#### DATA IN THIS EXERCISE

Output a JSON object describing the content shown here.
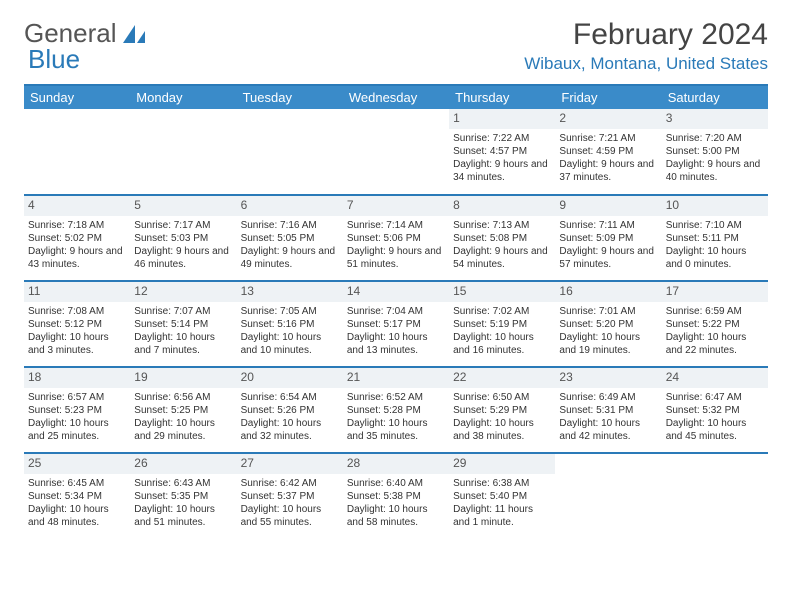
{
  "brand": {
    "part1": "General",
    "part2": "Blue"
  },
  "title": "February 2024",
  "location": "Wibaux, Montana, United States",
  "columns": [
    "Sunday",
    "Monday",
    "Tuesday",
    "Wednesday",
    "Thursday",
    "Friday",
    "Saturday"
  ],
  "colors": {
    "header_bg": "#3a8bc9",
    "accent": "#2a7ab8",
    "daynum_bg": "#eef2f5"
  },
  "weeks": [
    [
      null,
      null,
      null,
      null,
      {
        "n": "1",
        "sr": "7:22 AM",
        "ss": "4:57 PM",
        "dl": "9 hours and 34 minutes."
      },
      {
        "n": "2",
        "sr": "7:21 AM",
        "ss": "4:59 PM",
        "dl": "9 hours and 37 minutes."
      },
      {
        "n": "3",
        "sr": "7:20 AM",
        "ss": "5:00 PM",
        "dl": "9 hours and 40 minutes."
      }
    ],
    [
      {
        "n": "4",
        "sr": "7:18 AM",
        "ss": "5:02 PM",
        "dl": "9 hours and 43 minutes."
      },
      {
        "n": "5",
        "sr": "7:17 AM",
        "ss": "5:03 PM",
        "dl": "9 hours and 46 minutes."
      },
      {
        "n": "6",
        "sr": "7:16 AM",
        "ss": "5:05 PM",
        "dl": "9 hours and 49 minutes."
      },
      {
        "n": "7",
        "sr": "7:14 AM",
        "ss": "5:06 PM",
        "dl": "9 hours and 51 minutes."
      },
      {
        "n": "8",
        "sr": "7:13 AM",
        "ss": "5:08 PM",
        "dl": "9 hours and 54 minutes."
      },
      {
        "n": "9",
        "sr": "7:11 AM",
        "ss": "5:09 PM",
        "dl": "9 hours and 57 minutes."
      },
      {
        "n": "10",
        "sr": "7:10 AM",
        "ss": "5:11 PM",
        "dl": "10 hours and 0 minutes."
      }
    ],
    [
      {
        "n": "11",
        "sr": "7:08 AM",
        "ss": "5:12 PM",
        "dl": "10 hours and 3 minutes."
      },
      {
        "n": "12",
        "sr": "7:07 AM",
        "ss": "5:14 PM",
        "dl": "10 hours and 7 minutes."
      },
      {
        "n": "13",
        "sr": "7:05 AM",
        "ss": "5:16 PM",
        "dl": "10 hours and 10 minutes."
      },
      {
        "n": "14",
        "sr": "7:04 AM",
        "ss": "5:17 PM",
        "dl": "10 hours and 13 minutes."
      },
      {
        "n": "15",
        "sr": "7:02 AM",
        "ss": "5:19 PM",
        "dl": "10 hours and 16 minutes."
      },
      {
        "n": "16",
        "sr": "7:01 AM",
        "ss": "5:20 PM",
        "dl": "10 hours and 19 minutes."
      },
      {
        "n": "17",
        "sr": "6:59 AM",
        "ss": "5:22 PM",
        "dl": "10 hours and 22 minutes."
      }
    ],
    [
      {
        "n": "18",
        "sr": "6:57 AM",
        "ss": "5:23 PM",
        "dl": "10 hours and 25 minutes."
      },
      {
        "n": "19",
        "sr": "6:56 AM",
        "ss": "5:25 PM",
        "dl": "10 hours and 29 minutes."
      },
      {
        "n": "20",
        "sr": "6:54 AM",
        "ss": "5:26 PM",
        "dl": "10 hours and 32 minutes."
      },
      {
        "n": "21",
        "sr": "6:52 AM",
        "ss": "5:28 PM",
        "dl": "10 hours and 35 minutes."
      },
      {
        "n": "22",
        "sr": "6:50 AM",
        "ss": "5:29 PM",
        "dl": "10 hours and 38 minutes."
      },
      {
        "n": "23",
        "sr": "6:49 AM",
        "ss": "5:31 PM",
        "dl": "10 hours and 42 minutes."
      },
      {
        "n": "24",
        "sr": "6:47 AM",
        "ss": "5:32 PM",
        "dl": "10 hours and 45 minutes."
      }
    ],
    [
      {
        "n": "25",
        "sr": "6:45 AM",
        "ss": "5:34 PM",
        "dl": "10 hours and 48 minutes."
      },
      {
        "n": "26",
        "sr": "6:43 AM",
        "ss": "5:35 PM",
        "dl": "10 hours and 51 minutes."
      },
      {
        "n": "27",
        "sr": "6:42 AM",
        "ss": "5:37 PM",
        "dl": "10 hours and 55 minutes."
      },
      {
        "n": "28",
        "sr": "6:40 AM",
        "ss": "5:38 PM",
        "dl": "10 hours and 58 minutes."
      },
      {
        "n": "29",
        "sr": "6:38 AM",
        "ss": "5:40 PM",
        "dl": "11 hours and 1 minute."
      },
      null,
      null
    ]
  ],
  "labels": {
    "sunrise": "Sunrise:",
    "sunset": "Sunset:",
    "daylight": "Daylight:"
  }
}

########

Extract the full listing above verbatim; pictures are to be left out of the copy.

EXERCISE RESPONSE:
Output a JSON object describing the content shown here.
{
  "brand": {
    "part1": "General",
    "part2": "Blue"
  },
  "title": "February 2024",
  "location": "Wibaux, Montana, United States",
  "columns": [
    "Sunday",
    "Monday",
    "Tuesday",
    "Wednesday",
    "Thursday",
    "Friday",
    "Saturday"
  ],
  "colors": {
    "header_bg": "#3a8bc9",
    "accent": "#2a7ab8",
    "daynum_bg": "#eef2f5"
  },
  "weeks": [
    [
      null,
      null,
      null,
      null,
      {
        "n": "1",
        "sr": "7:22 AM",
        "ss": "4:57 PM",
        "dl": "9 hours and 34 minutes."
      },
      {
        "n": "2",
        "sr": "7:21 AM",
        "ss": "4:59 PM",
        "dl": "9 hours and 37 minutes."
      },
      {
        "n": "3",
        "sr": "7:20 AM",
        "ss": "5:00 PM",
        "dl": "9 hours and 40 minutes."
      }
    ],
    [
      {
        "n": "4",
        "sr": "7:18 AM",
        "ss": "5:02 PM",
        "dl": "9 hours and 43 minutes."
      },
      {
        "n": "5",
        "sr": "7:17 AM",
        "ss": "5:03 PM",
        "dl": "9 hours and 46 minutes."
      },
      {
        "n": "6",
        "sr": "7:16 AM",
        "ss": "5:05 PM",
        "dl": "9 hours and 49 minutes."
      },
      {
        "n": "7",
        "sr": "7:14 AM",
        "ss": "5:06 PM",
        "dl": "9 hours and 51 minutes."
      },
      {
        "n": "8",
        "sr": "7:13 AM",
        "ss": "5:08 PM",
        "dl": "9 hours and 54 minutes."
      },
      {
        "n": "9",
        "sr": "7:11 AM",
        "ss": "5:09 PM",
        "dl": "9 hours and 57 minutes."
      },
      {
        "n": "10",
        "sr": "7:10 AM",
        "ss": "5:11 PM",
        "dl": "10 hours and 0 minutes."
      }
    ],
    [
      {
        "n": "11",
        "sr": "7:08 AM",
        "ss": "5:12 PM",
        "dl": "10 hours and 3 minutes."
      },
      {
        "n": "12",
        "sr": "7:07 AM",
        "ss": "5:14 PM",
        "dl": "10 hours and 7 minutes."
      },
      {
        "n": "13",
        "sr": "7:05 AM",
        "ss": "5:16 PM",
        "dl": "10 hours and 10 minutes."
      },
      {
        "n": "14",
        "sr": "7:04 AM",
        "ss": "5:17 PM",
        "dl": "10 hours and 13 minutes."
      },
      {
        "n": "15",
        "sr": "7:02 AM",
        "ss": "5:19 PM",
        "dl": "10 hours and 16 minutes."
      },
      {
        "n": "16",
        "sr": "7:01 AM",
        "ss": "5:20 PM",
        "dl": "10 hours and 19 minutes."
      },
      {
        "n": "17",
        "sr": "6:59 AM",
        "ss": "5:22 PM",
        "dl": "10 hours and 22 minutes."
      }
    ],
    [
      {
        "n": "18",
        "sr": "6:57 AM",
        "ss": "5:23 PM",
        "dl": "10 hours and 25 minutes."
      },
      {
        "n": "19",
        "sr": "6:56 AM",
        "ss": "5:25 PM",
        "dl": "10 hours and 29 minutes."
      },
      {
        "n": "20",
        "sr": "6:54 AM",
        "ss": "5:26 PM",
        "dl": "10 hours and 32 minutes."
      },
      {
        "n": "21",
        "sr": "6:52 AM",
        "ss": "5:28 PM",
        "dl": "10 hours and 35 minutes."
      },
      {
        "n": "22",
        "sr": "6:50 AM",
        "ss": "5:29 PM",
        "dl": "10 hours and 38 minutes."
      },
      {
        "n": "23",
        "sr": "6:49 AM",
        "ss": "5:31 PM",
        "dl": "10 hours and 42 minutes."
      },
      {
        "n": "24",
        "sr": "6:47 AM",
        "ss": "5:32 PM",
        "dl": "10 hours and 45 minutes."
      }
    ],
    [
      {
        "n": "25",
        "sr": "6:45 AM",
        "ss": "5:34 PM",
        "dl": "10 hours and 48 minutes."
      },
      {
        "n": "26",
        "sr": "6:43 AM",
        "ss": "5:35 PM",
        "dl": "10 hours and 51 minutes."
      },
      {
        "n": "27",
        "sr": "6:42 AM",
        "ss": "5:37 PM",
        "dl": "10 hours and 55 minutes."
      },
      {
        "n": "28",
        "sr": "6:40 AM",
        "ss": "5:38 PM",
        "dl": "10 hours and 58 minutes."
      },
      {
        "n": "29",
        "sr": "6:38 AM",
        "ss": "5:40 PM",
        "dl": "11 hours and 1 minute."
      },
      null,
      null
    ]
  ],
  "labels": {
    "sunrise": "Sunrise:",
    "sunset": "Sunset:",
    "daylight": "Daylight:"
  }
}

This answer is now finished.